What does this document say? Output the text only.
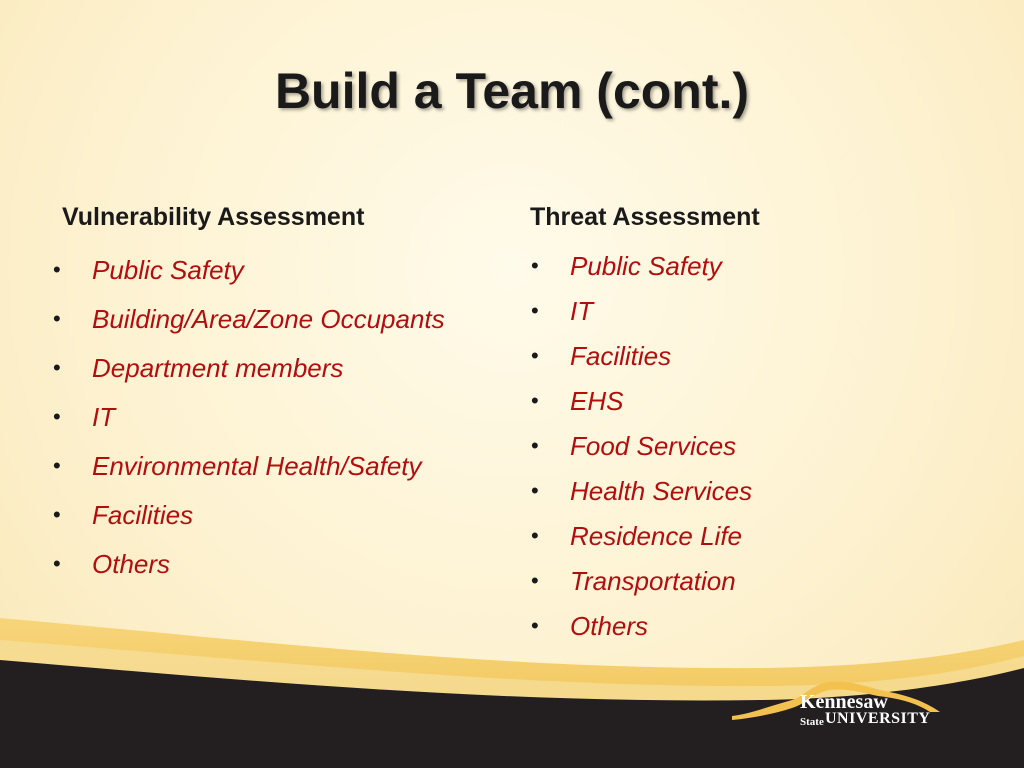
Build a Team (cont.)
Vulnerability Assessment
• Public Safety
• Building/Area/Zone Occupants
• Department members
• IT
• Environmental Health/Safety
• Facilities
• Others
Threat Assessment
• Public Safety
• IT
• Facilities
• EHS
• Food Services
• Health Services
• Residence Life
• Transportation
• Others
Kennesaw
State UNIVERSITY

** EXERCISE TASK **
Give every record back exactly as it reads, with no images.

** FINISHED ANSWER **
What does this document say? Output the text only.
Build a Team (cont.)
Vulnerability Assessment
• Public Safety
• Building/Area/Zone Occupants
• Department members
• IT
• Environmental Health/Safety
• Facilities
• Others
Threat Assessment
• Public Safety
• IT
• Facilities
• EHS
• Food Services
• Health Services
• Residence Life
• Transportation
• Others
Kennesaw
State UNIVERSITY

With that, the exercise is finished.